*Ausgewählter Text*

╔══

Wenn kürzlich in einer Tageszeitung in Hamburg die Frage gestellt wurde: „Personalnot: Haftentlassung unvermeidlich?“, dann war diese Überschrift auf ein Satzzitat eines Beschlusses des Präsidiums zurückzuführen, der hier auch schon genannt wurde. Dieser Satz lautet – Frau Präsidentin, Sie erlauben, daß ich zitiere –:
„,Der Abzug eines Strafrichters‘ aus einer anderen Kammer ,würde dazu führen, daß Haftentlassungen wegen Überschreitung der prozessualen Fristen unvermeidlich wären‘.“
Es ist also nicht zu einer Abordnung eines Richters gekommen. Allein dieser Satz aus einem Beschluß, der wenige Wochen alt ist, zeigt, daß das Landgericht ebenso wie das Amtsgericht und die Staatsanwaltschaft alles unternehmen, damit es bei unbestritten knapper Personaldecke nicht zu Zwischenfällen kommt, die niemand will.
Frau Präsidentin! Das Thema bedarf einer gründlichen Behandlung. Ich höre nicht auf, weil Sie gelangweilt sind. Ich möchte drei Bemerkungen machen.
Erste Bemerkung: Herr Klooß, daß ich die Frage der Haftentlassung zu einem Rundumschlag benutzt habe, ist so nicht richtig. Die Haftentlassungsfälle zeigen – ich habe nicht von vielen geredet, sondern konkret von 75 Fällen, die ich Ihnen einzeln nachweisen kann –, auch wenn es selbständige Entscheidungen der Gerichte sind, daß die Richter personell unterausgestattet sind. Alles hängt von den Personalengpässen ab. Das Verfassungsgericht hat im letzten Jahr zu Recht gesagt: Zur Wahrung einer funktionsfähigen Justiz gehört auch eine angemessene Personalausstattung.

╚══

*Ausgelesene Einträge*
╔══

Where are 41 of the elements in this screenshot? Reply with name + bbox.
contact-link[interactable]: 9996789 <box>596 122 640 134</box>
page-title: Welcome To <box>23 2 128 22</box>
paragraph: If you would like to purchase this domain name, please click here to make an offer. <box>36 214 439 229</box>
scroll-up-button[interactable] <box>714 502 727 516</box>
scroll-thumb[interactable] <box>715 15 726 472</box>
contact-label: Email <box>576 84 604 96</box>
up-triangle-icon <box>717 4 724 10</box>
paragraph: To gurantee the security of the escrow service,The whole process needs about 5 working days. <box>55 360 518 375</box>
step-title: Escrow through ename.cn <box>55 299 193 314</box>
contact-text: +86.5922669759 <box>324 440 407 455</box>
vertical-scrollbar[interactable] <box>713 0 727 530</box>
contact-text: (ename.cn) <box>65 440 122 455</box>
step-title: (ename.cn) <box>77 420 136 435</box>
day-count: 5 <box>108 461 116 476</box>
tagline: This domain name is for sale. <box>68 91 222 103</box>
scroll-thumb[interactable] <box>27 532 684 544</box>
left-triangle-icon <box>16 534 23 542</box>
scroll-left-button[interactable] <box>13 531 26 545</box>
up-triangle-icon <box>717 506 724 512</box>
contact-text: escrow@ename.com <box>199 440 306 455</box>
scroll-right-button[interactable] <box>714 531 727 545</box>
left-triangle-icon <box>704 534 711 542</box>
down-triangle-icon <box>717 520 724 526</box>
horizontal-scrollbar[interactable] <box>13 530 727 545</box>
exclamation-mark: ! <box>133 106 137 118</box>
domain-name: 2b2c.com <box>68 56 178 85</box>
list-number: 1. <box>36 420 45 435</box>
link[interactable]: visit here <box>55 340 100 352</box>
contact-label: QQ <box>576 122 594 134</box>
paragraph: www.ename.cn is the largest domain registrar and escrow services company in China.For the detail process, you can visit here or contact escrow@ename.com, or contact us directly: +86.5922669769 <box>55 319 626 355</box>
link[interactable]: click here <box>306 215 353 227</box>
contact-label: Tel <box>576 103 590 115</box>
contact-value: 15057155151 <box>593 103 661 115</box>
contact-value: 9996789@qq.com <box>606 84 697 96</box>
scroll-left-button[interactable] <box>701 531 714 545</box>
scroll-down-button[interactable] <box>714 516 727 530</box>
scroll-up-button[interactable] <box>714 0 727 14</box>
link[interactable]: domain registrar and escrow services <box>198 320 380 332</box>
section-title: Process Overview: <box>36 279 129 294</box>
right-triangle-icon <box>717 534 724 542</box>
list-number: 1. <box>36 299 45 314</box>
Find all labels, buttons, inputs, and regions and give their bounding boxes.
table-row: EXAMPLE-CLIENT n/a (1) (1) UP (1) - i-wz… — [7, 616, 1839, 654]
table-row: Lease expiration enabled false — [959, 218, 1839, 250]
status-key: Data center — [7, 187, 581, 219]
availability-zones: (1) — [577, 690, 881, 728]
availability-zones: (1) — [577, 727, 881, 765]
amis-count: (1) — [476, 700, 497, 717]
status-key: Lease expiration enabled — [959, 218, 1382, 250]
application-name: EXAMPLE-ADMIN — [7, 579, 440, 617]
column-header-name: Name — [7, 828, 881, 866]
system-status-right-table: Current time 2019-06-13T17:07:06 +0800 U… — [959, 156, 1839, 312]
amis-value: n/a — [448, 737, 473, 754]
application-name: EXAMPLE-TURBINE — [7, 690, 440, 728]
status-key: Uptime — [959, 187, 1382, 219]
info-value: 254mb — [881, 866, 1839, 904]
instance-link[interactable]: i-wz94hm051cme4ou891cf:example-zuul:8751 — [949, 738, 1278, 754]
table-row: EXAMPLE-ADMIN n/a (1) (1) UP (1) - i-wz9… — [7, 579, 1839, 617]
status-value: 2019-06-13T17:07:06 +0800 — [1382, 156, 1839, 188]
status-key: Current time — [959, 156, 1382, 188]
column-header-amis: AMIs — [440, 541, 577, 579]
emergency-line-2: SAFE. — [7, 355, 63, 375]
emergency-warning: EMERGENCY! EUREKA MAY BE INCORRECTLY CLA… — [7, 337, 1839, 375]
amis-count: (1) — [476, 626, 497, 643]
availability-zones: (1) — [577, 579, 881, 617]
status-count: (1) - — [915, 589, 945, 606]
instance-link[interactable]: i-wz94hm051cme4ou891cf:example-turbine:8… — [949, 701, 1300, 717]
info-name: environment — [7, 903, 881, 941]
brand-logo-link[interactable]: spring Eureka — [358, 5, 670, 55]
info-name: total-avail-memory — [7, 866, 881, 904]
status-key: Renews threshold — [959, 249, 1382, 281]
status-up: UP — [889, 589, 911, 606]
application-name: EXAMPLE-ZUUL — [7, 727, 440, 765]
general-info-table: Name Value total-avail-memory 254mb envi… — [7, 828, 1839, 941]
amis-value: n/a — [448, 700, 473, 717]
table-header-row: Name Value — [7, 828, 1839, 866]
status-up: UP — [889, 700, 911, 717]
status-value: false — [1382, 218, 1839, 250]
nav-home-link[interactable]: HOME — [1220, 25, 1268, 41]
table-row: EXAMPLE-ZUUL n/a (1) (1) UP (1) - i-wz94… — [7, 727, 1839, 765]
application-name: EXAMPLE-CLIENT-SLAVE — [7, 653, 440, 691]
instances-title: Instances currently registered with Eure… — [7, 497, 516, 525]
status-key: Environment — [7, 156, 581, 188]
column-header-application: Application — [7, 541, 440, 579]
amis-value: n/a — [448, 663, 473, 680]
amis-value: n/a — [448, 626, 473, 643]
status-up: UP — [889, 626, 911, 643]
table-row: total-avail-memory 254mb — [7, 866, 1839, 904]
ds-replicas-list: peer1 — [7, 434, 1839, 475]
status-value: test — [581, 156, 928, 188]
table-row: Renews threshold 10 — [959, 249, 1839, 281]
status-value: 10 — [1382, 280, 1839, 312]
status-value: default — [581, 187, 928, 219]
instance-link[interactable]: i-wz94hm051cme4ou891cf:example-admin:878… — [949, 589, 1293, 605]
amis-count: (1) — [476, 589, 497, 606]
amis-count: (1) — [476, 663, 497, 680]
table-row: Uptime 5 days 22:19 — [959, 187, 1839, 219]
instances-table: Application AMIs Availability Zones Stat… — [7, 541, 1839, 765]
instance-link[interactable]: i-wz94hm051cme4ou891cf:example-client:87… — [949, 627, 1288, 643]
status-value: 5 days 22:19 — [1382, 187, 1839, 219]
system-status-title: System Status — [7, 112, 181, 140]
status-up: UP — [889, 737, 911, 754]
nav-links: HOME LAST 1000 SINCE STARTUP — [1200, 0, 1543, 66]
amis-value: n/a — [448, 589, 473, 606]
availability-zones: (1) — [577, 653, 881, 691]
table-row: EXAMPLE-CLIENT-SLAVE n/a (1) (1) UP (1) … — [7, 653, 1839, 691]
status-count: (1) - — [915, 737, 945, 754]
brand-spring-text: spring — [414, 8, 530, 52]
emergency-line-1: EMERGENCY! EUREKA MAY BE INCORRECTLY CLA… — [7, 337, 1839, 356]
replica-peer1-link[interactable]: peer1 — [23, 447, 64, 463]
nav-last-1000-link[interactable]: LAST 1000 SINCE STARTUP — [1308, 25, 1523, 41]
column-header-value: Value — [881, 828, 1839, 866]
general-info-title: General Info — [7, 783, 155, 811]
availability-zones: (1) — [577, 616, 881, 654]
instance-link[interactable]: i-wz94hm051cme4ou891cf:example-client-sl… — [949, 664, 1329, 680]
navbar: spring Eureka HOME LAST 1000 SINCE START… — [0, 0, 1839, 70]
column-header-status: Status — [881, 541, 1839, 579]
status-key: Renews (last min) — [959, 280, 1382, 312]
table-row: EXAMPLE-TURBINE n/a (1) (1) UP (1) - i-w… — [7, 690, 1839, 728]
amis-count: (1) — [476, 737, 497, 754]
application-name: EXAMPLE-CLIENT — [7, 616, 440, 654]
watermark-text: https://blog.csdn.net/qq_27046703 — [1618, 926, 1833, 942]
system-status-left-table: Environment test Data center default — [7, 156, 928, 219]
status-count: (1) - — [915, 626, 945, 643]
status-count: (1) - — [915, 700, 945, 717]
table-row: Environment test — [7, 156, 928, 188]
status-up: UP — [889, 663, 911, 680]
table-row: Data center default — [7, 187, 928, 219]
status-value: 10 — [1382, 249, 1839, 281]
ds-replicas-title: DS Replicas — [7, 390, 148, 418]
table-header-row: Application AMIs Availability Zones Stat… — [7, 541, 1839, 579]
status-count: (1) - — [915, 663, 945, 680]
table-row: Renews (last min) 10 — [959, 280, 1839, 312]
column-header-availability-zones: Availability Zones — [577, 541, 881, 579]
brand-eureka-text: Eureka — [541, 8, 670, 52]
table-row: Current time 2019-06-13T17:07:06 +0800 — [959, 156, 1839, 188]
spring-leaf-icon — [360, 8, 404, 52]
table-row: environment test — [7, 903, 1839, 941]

╚══

*Zu erledigen*
1 - Schreiben Sie den Redeausschnitt neu, beginnend bei „Erste Bemerkung: Herr“ und endend bei „eine angemessene Personalausstattung.“. Setzen Sie dabei „Kammern“ an die Stelle von „Gerichte“.
2 - Zählen Sie alle Gerichte auf, die im Redeausschnitt mit ihrer Bezeichnung genannt werden.

*Lösungen*
1 -
Erste Bemerkung: Herr Klooß, daß ich die Frage der Haftentlassung zu einem Rundumschlag benutzt habe, ist so nicht richtig. Die Haftentlassungsfälle zeigen – ich habe nicht von vielen geredet, sondern konkret von 75 Fällen, die ich Ihnen einzeln nachweisen kann –, auch wenn es selbständige Entscheidungen der Kammern sind, daß die Richter personell unterausgestattet sind. Alles hängt von den Personalengpässen ab. Das Verfassungsgericht hat im letzten Jahr zu Recht gesagt: Zur Wahrung einer funktionsfähigen Justiz gehört auch eine angemessene Personalausstattung.

2 - Landgericht, Amtsgericht, Verfassungsgericht